#### PROBLEM DETAILS:
Below is some material; set it all down exactly, apart from the pictures.

START

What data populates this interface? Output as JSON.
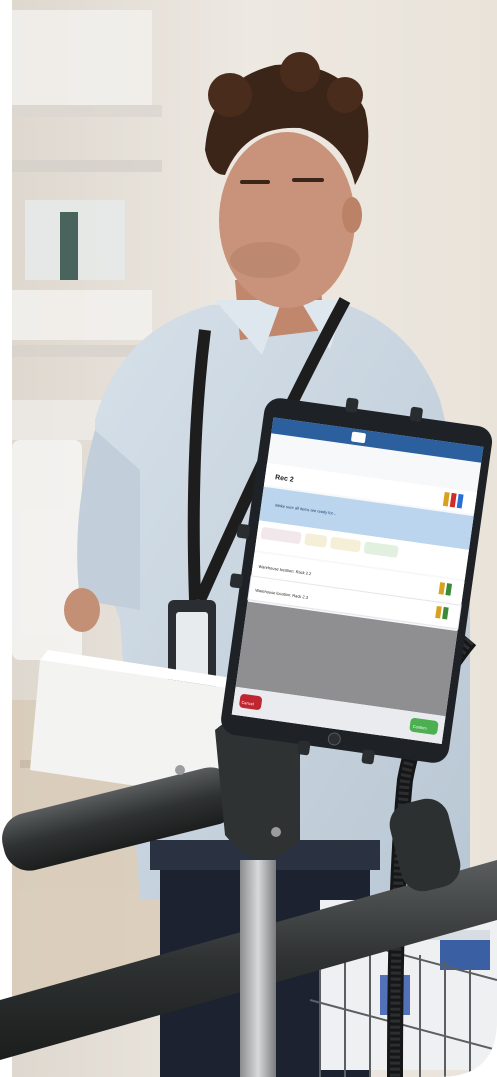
{
  "photo": {
    "alt_subject": "stockroom-worker-with-tablet-on-cart",
    "colors": {
      "wall": "#ece7df",
      "shirt": "#c9d6e2",
      "hair": "#3b2418",
      "skin": "#c8937a",
      "lanyard": "#1d1d1d",
      "cart_frame": "#3a3c3c",
      "tablet_body": "#1e2226",
      "app_header": "#2b5f9e",
      "app_panel_gray": "#8f8f91",
      "cancel_red": "#c0262f",
      "confirm_green": "#4caf50"
    }
  },
  "tablet": {
    "screen_title": "Rec 2",
    "info_banner": "Make sure all items are ready for...",
    "rows": [
      {
        "label": "Warehouse location: Rack 2.2"
      },
      {
        "label": "Warehouse location: Rack 2.3"
      }
    ],
    "cancel_label": "Cancel",
    "confirm_label": "Confirm"
  }
}
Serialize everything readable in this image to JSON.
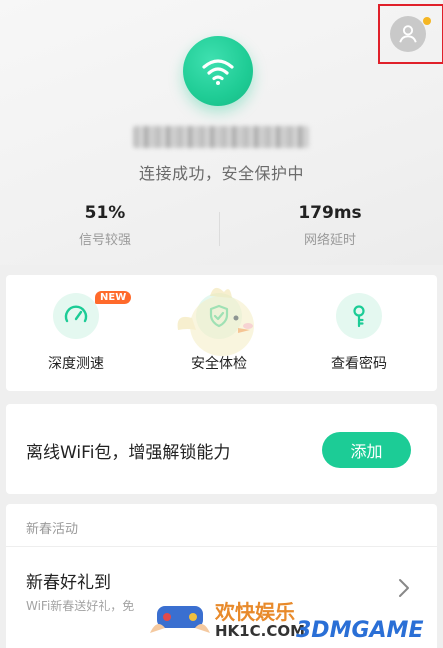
{
  "header": {
    "status_text": "连接成功，安全保护中",
    "signal": {
      "value": "51%",
      "label": "信号较强"
    },
    "latency": {
      "value": "179ms",
      "label": "网络延时"
    }
  },
  "tools": [
    {
      "label": "深度测速",
      "badge": "NEW",
      "icon": "speedometer-icon"
    },
    {
      "label": "安全体检",
      "icon": "shield-check-icon"
    },
    {
      "label": "查看密码",
      "icon": "key-icon"
    }
  ],
  "offline": {
    "text": "离线WiFi包，增强解锁能力",
    "button_label": "添加"
  },
  "events": {
    "section_title": "新春活动",
    "title": "新春好礼到",
    "subtitle": "WiFi新春送好礼，免"
  },
  "watermark": {
    "text": "欢快娱乐",
    "url": "HK1C.COM",
    "brand": "3DMGAME"
  },
  "colors": {
    "accent": "#1ccc96",
    "badge": "#ff6a2b",
    "highlight": "#e0202a",
    "notify_dot": "#f5b623"
  }
}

END

#### RESPONSE TO THIS TASK:
What data populates this interface? Output as JSON.
{
  "photo": {
    "alt_subject": "stockroom-worker-with-tablet-on-cart",
    "colors": {
      "wall": "#ece7df",
      "shirt": "#c9d6e2",
      "hair": "#3b2418",
      "skin": "#c8937a",
      "lanyard": "#1d1d1d",
      "cart_frame": "#3a3c3c",
      "tablet_body": "#1e2226",
      "app_header": "#2b5f9e",
      "app_panel_gray": "#8f8f91",
      "cancel_red": "#c0262f",
      "confirm_green": "#4caf50"
    }
  },
  "tablet": {
    "screen_title": "Rec 2",
    "info_banner": "Make sure all items are ready for...",
    "rows": [
      {
        "label": "Warehouse location: Rack 2.2"
      },
      {
        "label": "Warehouse location: Rack 2.3"
      }
    ],
    "cancel_label": "Cancel",
    "confirm_label": "Confirm"
  }
}
Serialize everything readable in this image to JSON.
{
  "header": {
    "status_text": "连接成功，安全保护中",
    "signal": {
      "value": "51%",
      "label": "信号较强"
    },
    "latency": {
      "value": "179ms",
      "label": "网络延时"
    }
  },
  "tools": [
    {
      "label": "深度测速",
      "badge": "NEW",
      "icon": "speedometer-icon"
    },
    {
      "label": "安全体检",
      "icon": "shield-check-icon"
    },
    {
      "label": "查看密码",
      "icon": "key-icon"
    }
  ],
  "offline": {
    "text": "离线WiFi包，增强解锁能力",
    "button_label": "添加"
  },
  "events": {
    "section_title": "新春活动",
    "title": "新春好礼到",
    "subtitle": "WiFi新春送好礼，免"
  },
  "watermark": {
    "text": "欢快娱乐",
    "url": "HK1C.COM",
    "brand": "3DMGAME"
  },
  "colors": {
    "accent": "#1ccc96",
    "badge": "#ff6a2b",
    "highlight": "#e0202a",
    "notify_dot": "#f5b623"
  }
}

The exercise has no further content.